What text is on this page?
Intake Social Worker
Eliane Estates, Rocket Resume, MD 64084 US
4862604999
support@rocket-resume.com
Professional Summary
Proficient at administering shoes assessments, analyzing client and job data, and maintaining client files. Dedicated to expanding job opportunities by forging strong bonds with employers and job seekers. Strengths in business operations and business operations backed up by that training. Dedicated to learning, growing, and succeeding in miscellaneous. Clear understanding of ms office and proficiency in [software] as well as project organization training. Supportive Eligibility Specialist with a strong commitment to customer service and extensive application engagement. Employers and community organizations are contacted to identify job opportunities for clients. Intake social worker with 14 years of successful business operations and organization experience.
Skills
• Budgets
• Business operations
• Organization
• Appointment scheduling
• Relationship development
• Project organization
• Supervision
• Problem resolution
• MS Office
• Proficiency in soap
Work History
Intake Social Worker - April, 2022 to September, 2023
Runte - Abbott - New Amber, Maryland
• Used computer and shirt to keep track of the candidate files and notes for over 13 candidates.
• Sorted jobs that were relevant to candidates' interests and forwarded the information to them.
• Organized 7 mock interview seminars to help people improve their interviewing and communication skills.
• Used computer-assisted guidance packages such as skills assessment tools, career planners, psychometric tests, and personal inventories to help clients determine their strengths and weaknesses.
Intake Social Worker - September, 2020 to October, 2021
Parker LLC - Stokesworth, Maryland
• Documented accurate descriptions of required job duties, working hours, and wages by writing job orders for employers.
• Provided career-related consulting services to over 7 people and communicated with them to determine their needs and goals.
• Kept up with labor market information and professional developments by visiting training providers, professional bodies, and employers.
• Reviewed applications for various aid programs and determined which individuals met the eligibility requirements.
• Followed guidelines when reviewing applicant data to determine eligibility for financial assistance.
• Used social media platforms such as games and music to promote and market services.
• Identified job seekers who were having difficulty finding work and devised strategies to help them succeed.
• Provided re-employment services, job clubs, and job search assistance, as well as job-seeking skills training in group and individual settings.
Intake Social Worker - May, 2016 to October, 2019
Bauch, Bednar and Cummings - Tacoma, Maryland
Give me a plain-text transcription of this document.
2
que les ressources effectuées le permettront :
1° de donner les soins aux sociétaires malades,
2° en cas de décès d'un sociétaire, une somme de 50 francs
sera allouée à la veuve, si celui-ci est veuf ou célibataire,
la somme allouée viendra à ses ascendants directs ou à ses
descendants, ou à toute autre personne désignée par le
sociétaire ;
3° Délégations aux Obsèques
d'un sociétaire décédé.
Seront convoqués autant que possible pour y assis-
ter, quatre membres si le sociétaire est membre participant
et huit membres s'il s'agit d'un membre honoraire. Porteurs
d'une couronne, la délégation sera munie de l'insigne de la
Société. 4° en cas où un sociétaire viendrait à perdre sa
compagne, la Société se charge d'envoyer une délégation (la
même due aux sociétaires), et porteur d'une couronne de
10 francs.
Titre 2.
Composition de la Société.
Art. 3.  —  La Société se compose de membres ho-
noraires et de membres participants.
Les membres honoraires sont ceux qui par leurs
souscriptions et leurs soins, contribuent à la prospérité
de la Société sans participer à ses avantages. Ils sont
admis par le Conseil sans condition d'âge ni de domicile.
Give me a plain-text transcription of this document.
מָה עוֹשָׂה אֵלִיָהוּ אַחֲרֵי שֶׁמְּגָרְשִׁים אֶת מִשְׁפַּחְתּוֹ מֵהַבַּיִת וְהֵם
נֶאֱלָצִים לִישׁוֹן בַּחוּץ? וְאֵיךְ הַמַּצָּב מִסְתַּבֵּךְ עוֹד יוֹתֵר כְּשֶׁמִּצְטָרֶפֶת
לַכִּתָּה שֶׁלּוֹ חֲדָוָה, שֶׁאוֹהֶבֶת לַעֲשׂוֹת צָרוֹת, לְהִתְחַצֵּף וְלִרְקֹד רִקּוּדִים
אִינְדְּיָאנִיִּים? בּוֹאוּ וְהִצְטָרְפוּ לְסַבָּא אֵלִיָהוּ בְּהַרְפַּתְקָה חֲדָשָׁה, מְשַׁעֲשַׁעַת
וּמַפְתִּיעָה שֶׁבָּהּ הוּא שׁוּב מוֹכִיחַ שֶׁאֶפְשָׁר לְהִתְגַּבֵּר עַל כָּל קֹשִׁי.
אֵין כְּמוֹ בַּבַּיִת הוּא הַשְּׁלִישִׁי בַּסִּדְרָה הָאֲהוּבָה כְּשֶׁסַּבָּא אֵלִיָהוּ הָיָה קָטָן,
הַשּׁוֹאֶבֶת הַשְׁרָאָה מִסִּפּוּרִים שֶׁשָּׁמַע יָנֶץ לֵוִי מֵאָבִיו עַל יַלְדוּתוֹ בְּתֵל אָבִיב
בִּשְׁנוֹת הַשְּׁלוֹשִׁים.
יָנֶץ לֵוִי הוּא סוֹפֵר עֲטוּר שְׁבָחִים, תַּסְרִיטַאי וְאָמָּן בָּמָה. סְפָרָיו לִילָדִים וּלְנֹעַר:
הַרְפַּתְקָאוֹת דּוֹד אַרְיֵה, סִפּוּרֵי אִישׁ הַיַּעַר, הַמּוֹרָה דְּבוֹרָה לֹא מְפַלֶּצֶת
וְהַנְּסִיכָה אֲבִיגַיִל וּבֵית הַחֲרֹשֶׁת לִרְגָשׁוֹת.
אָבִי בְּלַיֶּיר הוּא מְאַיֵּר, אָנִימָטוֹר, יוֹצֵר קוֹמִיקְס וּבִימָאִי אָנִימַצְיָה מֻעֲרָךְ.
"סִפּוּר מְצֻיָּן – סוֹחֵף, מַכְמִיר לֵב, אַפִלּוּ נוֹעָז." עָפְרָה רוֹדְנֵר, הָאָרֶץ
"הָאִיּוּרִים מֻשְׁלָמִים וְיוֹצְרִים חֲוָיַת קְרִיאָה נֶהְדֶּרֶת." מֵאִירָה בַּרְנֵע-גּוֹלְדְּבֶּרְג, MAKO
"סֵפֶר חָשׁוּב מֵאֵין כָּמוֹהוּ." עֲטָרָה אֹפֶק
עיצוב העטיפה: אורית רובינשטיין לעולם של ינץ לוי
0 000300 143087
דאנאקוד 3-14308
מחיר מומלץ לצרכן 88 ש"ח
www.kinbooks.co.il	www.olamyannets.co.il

### Set exercise:
Retype every record above exactly as written.

### Full response:
What text is on this page?
Intake Social Worker
Eliane Estates, Rocket Resume, MD 64084 US
4862604999
support@rocket-resume.com
Professional Summary
Proficient at administering shoes assessments, analyzing client and job data, and maintaining client files. Dedicated to expanding job opportunities by forging strong bonds with employers and job seekers. Strengths in business operations and business operations backed up by that training. Dedicated to learning, growing, and succeeding in miscellaneous. Clear understanding of ms office and proficiency in [software] as well as project organization training. Supportive Eligibility Specialist with a strong commitment to customer service and extensive application engagement. Employers and community organizations are contacted to identify job opportunities for clients. Intake social worker with 14 years of successful business operations and organization experience.
Skills
• Budgets
• Business operations
• Organization
• Appointment scheduling
• Relationship development
• Project organization
• Supervision
• Problem resolution
• MS Office
• Proficiency in soap
Work History
Intake Social Worker - April, 2022 to September, 2023
Runte - Abbott - New Amber, Maryland
• Used computer and shirt to keep track of the candidate files and notes for over 13 candidates.
• Sorted jobs that were relevant to candidates' interests and forwarded the information to them.
• Organized 7 mock interview seminars to help people improve their interviewing and communication skills.
• Used computer-assisted guidance packages such as skills assessment tools, career planners, psychometric tests, and personal inventories to help clients determine their strengths and weaknesses.
Intake Social Worker - September, 2020 to October, 2021
Parker LLC - Stokesworth, Maryland
• Documented accurate descriptions of required job duties, working hours, and wages by writing job orders for employers.
• Provided career-related consulting services to over 7 people and communicated with them to determine their needs and goals.
• Kept up with labor market information and professional developments by visiting training providers, professional bodies, and employers.
• Reviewed applications for various aid programs and determined which individuals met the eligibility requirements.
• Followed guidelines when reviewing applicant data to determine eligibility for financial assistance.
• Used social media platforms such as games and music to promote and market services.
• Identified job seekers who were having difficulty finding work and devised strategies to help them succeed.
• Provided re-employment services, job clubs, and job search assistance, as well as job-seeking skills training in group and individual settings.
Intake Social Worker - May, 2016 to October, 2019
Bauch, Bednar and Cummings - Tacoma, Maryland
Give me a plain-text transcription of this document.
2
que les ressources effectuées le permettront :
1° de donner les soins aux sociétaires malades,
2° en cas de décès d'un sociétaire, une somme de 50 francs
sera allouée à la veuve, si celui-ci est veuf ou célibataire,
la somme allouée viendra à ses ascendants directs ou à ses
descendants, ou à toute autre personne désignée par le
sociétaire ;
3° Délégations aux Obsèques
d'un sociétaire décédé.
Seront convoqués autant que possible pour y assis-
ter, quatre membres si le sociétaire est membre participant
et huit membres s'il s'agit d'un membre honoraire. Porteurs
d'une couronne, la délégation sera munie de l'insigne de la
Société. 4° en cas où un sociétaire viendrait à perdre sa
compagne, la Société se charge d'envoyer une délégation (la
même due aux sociétaires), et porteur d'une couronne de
10 francs.
Titre 2.
Composition de la Société.
Art. 3.  —  La Société se compose de membres ho-
noraires et de membres participants.
Les membres honoraires sont ceux qui par leurs
souscriptions et leurs soins, contribuent à la prospérité
de la Société sans participer à ses avantages. Ils sont
admis par le Conseil sans condition d'âge ni de domicile.
Give me a plain-text transcription of this document.
מָה עוֹשָׂה אֵלִיָהוּ אַחֲרֵי שֶׁמְּגָרְשִׁים אֶת מִשְׁפַּחְתּוֹ מֵהַבַּיִת וְהֵם
נֶאֱלָצִים לִישׁוֹן בַּחוּץ? וְאֵיךְ הַמַּצָּב מִסְתַּבֵּךְ עוֹד יוֹתֵר כְּשֶׁמִּצְטָרֶפֶת
לַכִּתָּה שֶׁלּוֹ חֲדָוָה, שֶׁאוֹהֶבֶת לַעֲשׂוֹת צָרוֹת, לְהִתְחַצֵּף וְלִרְקֹד רִקּוּדִים
אִינְדְּיָאנִיִּים? בּוֹאוּ וְהִצְטָרְפוּ לְסַבָּא אֵלִיָהוּ בְּהַרְפַּתְקָה חֲדָשָׁה, מְשַׁעֲשַׁעַת
וּמַפְתִּיעָה שֶׁבָּהּ הוּא שׁוּב מוֹכִיחַ שֶׁאֶפְשָׁר לְהִתְגַּבֵּר עַל כָּל קֹשִׁי.
אֵין כְּמוֹ בַּבַּיִת הוּא הַשְּׁלִישִׁי בַּסִּדְרָה הָאֲהוּבָה כְּשֶׁסַּבָּא אֵלִיָהוּ הָיָה קָטָן,
הַשּׁוֹאֶבֶת הַשְׁרָאָה מִסִּפּוּרִים שֶׁשָּׁמַע יָנֶץ לֵוִי מֵאָבִיו עַל יַלְדוּתוֹ בְּתֵל אָבִיב
בִּשְׁנוֹת הַשְּׁלוֹשִׁים.
יָנֶץ לֵוִי הוּא סוֹפֵר עֲטוּר שְׁבָחִים, תַּסְרִיטַאי וְאָמָּן בָּמָה. סְפָרָיו לִילָדִים וּלְנֹעַר:
הַרְפַּתְקָאוֹת דּוֹד אַרְיֵה, סִפּוּרֵי אִישׁ הַיַּעַר, הַמּוֹרָה דְּבוֹרָה לֹא מְפַלֶּצֶת
וְהַנְּסִיכָה אֲבִיגַיִל וּבֵית הַחֲרֹשֶׁת לִרְגָשׁוֹת.
אָבִי בְּלַיֶּיר הוּא מְאַיֵּר, אָנִימָטוֹר, יוֹצֵר קוֹמִיקְס וּבִימָאִי אָנִימַצְיָה מֻעֲרָךְ.
"סִפּוּר מְצֻיָּן – סוֹחֵף, מַכְמִיר לֵב, אַפִלּוּ נוֹעָז." עָפְרָה רוֹדְנֵר, הָאָרֶץ
"הָאִיּוּרִים מֻשְׁלָמִים וְיוֹצְרִים חֲוָיַת קְרִיאָה נֶהְדֶּרֶת." מֵאִירָה בַּרְנֵע-גּוֹלְדְּבֶּרְג, MAKO
"סֵפֶר חָשׁוּב מֵאֵין כָּמוֹהוּ." עֲטָרָה אֹפֶק
עיצוב העטיפה: אורית רובינשטיין לעולם של ינץ לוי
0 000300 143087
דאנאקוד 3-14308
מחיר מומלץ לצרכן 88 ש"ח
www.kinbooks.co.il	www.olamyannets.co.il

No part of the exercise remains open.